### Instructions to follow
Here are some records. Copy each one exactly.

Collected data entries
= = = =

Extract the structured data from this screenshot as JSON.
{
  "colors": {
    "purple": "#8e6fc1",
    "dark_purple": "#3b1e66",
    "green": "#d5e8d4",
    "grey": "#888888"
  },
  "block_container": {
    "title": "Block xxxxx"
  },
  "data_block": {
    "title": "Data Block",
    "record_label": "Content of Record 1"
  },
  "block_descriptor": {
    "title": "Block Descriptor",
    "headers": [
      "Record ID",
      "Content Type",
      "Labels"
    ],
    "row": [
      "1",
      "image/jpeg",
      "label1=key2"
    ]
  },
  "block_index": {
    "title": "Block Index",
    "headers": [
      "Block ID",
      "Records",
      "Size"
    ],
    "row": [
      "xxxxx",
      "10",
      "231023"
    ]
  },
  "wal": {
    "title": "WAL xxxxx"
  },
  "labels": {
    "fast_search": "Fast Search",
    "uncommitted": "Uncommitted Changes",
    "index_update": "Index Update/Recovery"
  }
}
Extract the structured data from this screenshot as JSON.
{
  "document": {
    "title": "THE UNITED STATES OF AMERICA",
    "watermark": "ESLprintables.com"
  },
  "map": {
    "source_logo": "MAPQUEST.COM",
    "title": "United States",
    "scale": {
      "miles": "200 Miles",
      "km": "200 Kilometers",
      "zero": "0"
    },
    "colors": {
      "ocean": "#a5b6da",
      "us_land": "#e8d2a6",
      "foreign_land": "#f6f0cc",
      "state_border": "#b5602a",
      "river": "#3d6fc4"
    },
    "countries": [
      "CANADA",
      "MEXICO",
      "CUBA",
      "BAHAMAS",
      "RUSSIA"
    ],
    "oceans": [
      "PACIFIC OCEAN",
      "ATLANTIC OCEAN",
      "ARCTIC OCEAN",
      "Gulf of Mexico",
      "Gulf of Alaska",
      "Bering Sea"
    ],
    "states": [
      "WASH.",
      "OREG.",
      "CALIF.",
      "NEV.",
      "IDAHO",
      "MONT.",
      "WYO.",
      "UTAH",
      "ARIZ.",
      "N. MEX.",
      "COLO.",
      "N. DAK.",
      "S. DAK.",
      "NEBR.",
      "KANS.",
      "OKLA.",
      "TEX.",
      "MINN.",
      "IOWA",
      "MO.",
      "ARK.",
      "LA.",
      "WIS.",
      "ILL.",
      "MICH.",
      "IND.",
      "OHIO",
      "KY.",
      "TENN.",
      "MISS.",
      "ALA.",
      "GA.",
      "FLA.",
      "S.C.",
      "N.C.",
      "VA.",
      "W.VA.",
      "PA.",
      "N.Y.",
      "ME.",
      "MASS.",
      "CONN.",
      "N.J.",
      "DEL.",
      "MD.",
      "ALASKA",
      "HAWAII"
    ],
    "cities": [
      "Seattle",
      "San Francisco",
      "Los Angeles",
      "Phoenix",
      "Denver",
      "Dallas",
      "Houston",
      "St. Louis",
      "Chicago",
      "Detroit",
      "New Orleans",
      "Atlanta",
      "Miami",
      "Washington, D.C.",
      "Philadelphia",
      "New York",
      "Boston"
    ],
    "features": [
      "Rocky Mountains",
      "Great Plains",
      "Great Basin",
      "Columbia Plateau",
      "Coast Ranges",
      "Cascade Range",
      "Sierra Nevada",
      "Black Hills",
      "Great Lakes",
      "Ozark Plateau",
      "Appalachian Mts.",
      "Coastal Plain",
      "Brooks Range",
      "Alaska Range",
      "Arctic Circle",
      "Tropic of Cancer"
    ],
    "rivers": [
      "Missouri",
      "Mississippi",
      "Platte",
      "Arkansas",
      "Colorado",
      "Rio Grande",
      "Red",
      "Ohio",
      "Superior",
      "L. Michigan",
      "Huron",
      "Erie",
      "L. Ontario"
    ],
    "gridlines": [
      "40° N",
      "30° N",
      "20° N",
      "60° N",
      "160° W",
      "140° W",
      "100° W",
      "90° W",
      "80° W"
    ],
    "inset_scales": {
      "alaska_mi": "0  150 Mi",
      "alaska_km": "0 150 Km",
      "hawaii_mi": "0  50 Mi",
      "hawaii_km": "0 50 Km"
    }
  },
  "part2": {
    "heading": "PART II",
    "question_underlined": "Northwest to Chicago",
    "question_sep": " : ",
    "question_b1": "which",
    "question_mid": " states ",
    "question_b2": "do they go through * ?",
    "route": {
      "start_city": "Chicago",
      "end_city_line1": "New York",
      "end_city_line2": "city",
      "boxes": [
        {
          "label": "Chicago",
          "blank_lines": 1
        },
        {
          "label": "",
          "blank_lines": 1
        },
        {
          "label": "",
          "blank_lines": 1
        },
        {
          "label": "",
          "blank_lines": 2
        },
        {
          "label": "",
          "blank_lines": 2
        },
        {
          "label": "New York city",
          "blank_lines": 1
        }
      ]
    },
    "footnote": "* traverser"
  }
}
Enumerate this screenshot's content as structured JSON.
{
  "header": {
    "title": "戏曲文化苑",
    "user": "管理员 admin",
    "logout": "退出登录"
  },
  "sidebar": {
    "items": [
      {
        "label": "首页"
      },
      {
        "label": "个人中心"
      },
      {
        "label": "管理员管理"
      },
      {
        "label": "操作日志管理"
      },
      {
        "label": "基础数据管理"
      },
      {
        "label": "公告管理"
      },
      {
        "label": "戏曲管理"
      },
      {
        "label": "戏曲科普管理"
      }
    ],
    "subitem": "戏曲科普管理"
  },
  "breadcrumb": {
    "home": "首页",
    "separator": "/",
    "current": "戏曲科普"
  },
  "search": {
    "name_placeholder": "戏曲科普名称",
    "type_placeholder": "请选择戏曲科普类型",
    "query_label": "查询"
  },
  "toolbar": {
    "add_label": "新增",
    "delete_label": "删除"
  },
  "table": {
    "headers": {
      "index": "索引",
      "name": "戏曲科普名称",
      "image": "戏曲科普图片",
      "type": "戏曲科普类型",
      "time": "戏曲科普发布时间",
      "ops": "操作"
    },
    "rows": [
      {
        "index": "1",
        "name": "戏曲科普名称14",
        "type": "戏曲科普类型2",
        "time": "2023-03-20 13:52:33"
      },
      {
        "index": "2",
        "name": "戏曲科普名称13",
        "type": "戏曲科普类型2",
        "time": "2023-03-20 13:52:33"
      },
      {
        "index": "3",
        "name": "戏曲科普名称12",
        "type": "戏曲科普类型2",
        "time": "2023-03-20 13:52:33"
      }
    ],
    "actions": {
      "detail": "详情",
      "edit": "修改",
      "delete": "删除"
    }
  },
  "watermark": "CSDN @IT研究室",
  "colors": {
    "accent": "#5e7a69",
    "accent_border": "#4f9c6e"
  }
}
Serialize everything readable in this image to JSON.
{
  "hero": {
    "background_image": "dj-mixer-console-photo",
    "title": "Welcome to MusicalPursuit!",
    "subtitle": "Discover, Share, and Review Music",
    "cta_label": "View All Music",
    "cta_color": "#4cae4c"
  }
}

= = = =

### Finished task
Extract the structured data from this screenshot as JSON.
{
  "colors": {
    "purple": "#8e6fc1",
    "dark_purple": "#3b1e66",
    "green": "#d5e8d4",
    "grey": "#888888"
  },
  "block_container": {
    "title": "Block xxxxx"
  },
  "data_block": {
    "title": "Data Block",
    "record_label": "Content of Record 1"
  },
  "block_descriptor": {
    "title": "Block Descriptor",
    "headers": [
      "Record ID",
      "Content Type",
      "Labels"
    ],
    "row": [
      "1",
      "image/jpeg",
      "label1=key2"
    ]
  },
  "block_index": {
    "title": "Block Index",
    "headers": [
      "Block ID",
      "Records",
      "Size"
    ],
    "row": [
      "xxxxx",
      "10",
      "231023"
    ]
  },
  "wal": {
    "title": "WAL xxxxx"
  },
  "labels": {
    "fast_search": "Fast Search",
    "uncommitted": "Uncommitted Changes",
    "index_update": "Index Update/Recovery"
  }
}
Extract the structured data from this screenshot as JSON.
{
  "document": {
    "title": "THE UNITED STATES OF AMERICA",
    "watermark": "ESLprintables.com"
  },
  "map": {
    "source_logo": "MAPQUEST.COM",
    "title": "United States",
    "scale": {
      "miles": "200 Miles",
      "km": "200 Kilometers",
      "zero": "0"
    },
    "colors": {
      "ocean": "#a5b6da",
      "us_land": "#e8d2a6",
      "foreign_land": "#f6f0cc",
      "state_border": "#b5602a",
      "river": "#3d6fc4"
    },
    "countries": [
      "CANADA",
      "MEXICO",
      "CUBA",
      "BAHAMAS",
      "RUSSIA"
    ],
    "oceans": [
      "PACIFIC OCEAN",
      "ATLANTIC OCEAN",
      "ARCTIC OCEAN",
      "Gulf of Mexico",
      "Gulf of Alaska",
      "Bering Sea"
    ],
    "states": [
      "WASH.",
      "OREG.",
      "CALIF.",
      "NEV.",
      "IDAHO",
      "MONT.",
      "WYO.",
      "UTAH",
      "ARIZ.",
      "N. MEX.",
      "COLO.",
      "N. DAK.",
      "S. DAK.",
      "NEBR.",
      "KANS.",
      "OKLA.",
      "TEX.",
      "MINN.",
      "IOWA",
      "MO.",
      "ARK.",
      "LA.",
      "WIS.",
      "ILL.",
      "MICH.",
      "IND.",
      "OHIO",
      "KY.",
      "TENN.",
      "MISS.",
      "ALA.",
      "GA.",
      "FLA.",
      "S.C.",
      "N.C.",
      "VA.",
      "W.VA.",
      "PA.",
      "N.Y.",
      "ME.",
      "MASS.",
      "CONN.",
      "N.J.",
      "DEL.",
      "MD.",
      "ALASKA",
      "HAWAII"
    ],
    "cities": [
      "Seattle",
      "San Francisco",
      "Los Angeles",
      "Phoenix",
      "Denver",
      "Dallas",
      "Houston",
      "St. Louis",
      "Chicago",
      "Detroit",
      "New Orleans",
      "Atlanta",
      "Miami",
      "Washington, D.C.",
      "Philadelphia",
      "New York",
      "Boston"
    ],
    "features": [
      "Rocky Mountains",
      "Great Plains",
      "Great Basin",
      "Columbia Plateau",
      "Coast Ranges",
      "Cascade Range",
      "Sierra Nevada",
      "Black Hills",
      "Great Lakes",
      "Ozark Plateau",
      "Appalachian Mts.",
      "Coastal Plain",
      "Brooks Range",
      "Alaska Range",
      "Arctic Circle",
      "Tropic of Cancer"
    ],
    "rivers": [
      "Missouri",
      "Mississippi",
      "Platte",
      "Arkansas",
      "Colorado",
      "Rio Grande",
      "Red",
      "Ohio",
      "Superior",
      "L. Michigan",
      "Huron",
      "Erie",
      "L. Ontario"
    ],
    "gridlines": [
      "40° N",
      "30° N",
      "20° N",
      "60° N",
      "160° W",
      "140° W",
      "100° W",
      "90° W",
      "80° W"
    ],
    "inset_scales": {
      "alaska_mi": "0  150 Mi",
      "alaska_km": "0 150 Km",
      "hawaii_mi": "0  50 Mi",
      "hawaii_km": "0 50 Km"
    }
  },
  "part2": {
    "heading": "PART II",
    "question_underlined": "Northwest to Chicago",
    "question_sep": " : ",
    "question_b1": "which",
    "question_mid": " states ",
    "question_b2": "do they go through * ?",
    "route": {
      "start_city": "Chicago",
      "end_city_line1": "New York",
      "end_city_line2": "city",
      "boxes": [
        {
          "label": "Chicago",
          "blank_lines": 1
        },
        {
          "label": "",
          "blank_lines": 1
        },
        {
          "label": "",
          "blank_lines": 1
        },
        {
          "label": "",
          "blank_lines": 2
        },
        {
          "label": "",
          "blank_lines": 2
        },
        {
          "label": "New York city",
          "blank_lines": 1
        }
      ]
    },
    "footnote": "* traverser"
  }
}
Enumerate this screenshot's content as structured JSON.
{
  "header": {
    "title": "戏曲文化苑",
    "user": "管理员 admin",
    "logout": "退出登录"
  },
  "sidebar": {
    "items": [
      {
        "label": "首页"
      },
      {
        "label": "个人中心"
      },
      {
        "label": "管理员管理"
      },
      {
        "label": "操作日志管理"
      },
      {
        "label": "基础数据管理"
      },
      {
        "label": "公告管理"
      },
      {
        "label": "戏曲管理"
      },
      {
        "label": "戏曲科普管理"
      }
    ],
    "subitem": "戏曲科普管理"
  },
  "breadcrumb": {
    "home": "首页",
    "separator": "/",
    "current": "戏曲科普"
  },
  "search": {
    "name_placeholder": "戏曲科普名称",
    "type_placeholder": "请选择戏曲科普类型",
    "query_label": "查询"
  },
  "toolbar": {
    "add_label": "新增",
    "delete_label": "删除"
  },
  "table": {
    "headers": {
      "index": "索引",
      "name": "戏曲科普名称",
      "image": "戏曲科普图片",
      "type": "戏曲科普类型",
      "time": "戏曲科普发布时间",
      "ops": "操作"
    },
    "rows": [
      {
        "index": "1",
        "name": "戏曲科普名称14",
        "type": "戏曲科普类型2",
        "time": "2023-03-20 13:52:33"
      },
      {
        "index": "2",
        "name": "戏曲科普名称13",
        "type": "戏曲科普类型2",
        "time": "2023-03-20 13:52:33"
      },
      {
        "index": "3",
        "name": "戏曲科普名称12",
        "type": "戏曲科普类型2",
        "time": "2023-03-20 13:52:33"
      }
    ],
    "actions": {
      "detail": "详情",
      "edit": "修改",
      "delete": "删除"
    }
  },
  "watermark": "CSDN @IT研究室",
  "colors": {
    "accent": "#5e7a69",
    "accent_border": "#4f9c6e"
  }
}
Serialize everything readable in this image to JSON.
{
  "hero": {
    "background_image": "dj-mixer-console-photo",
    "title": "Welcome to MusicalPursuit!",
    "subtitle": "Discover, Share, and Review Music",
    "cta_label": "View All Music",
    "cta_color": "#4cae4c"
  }
}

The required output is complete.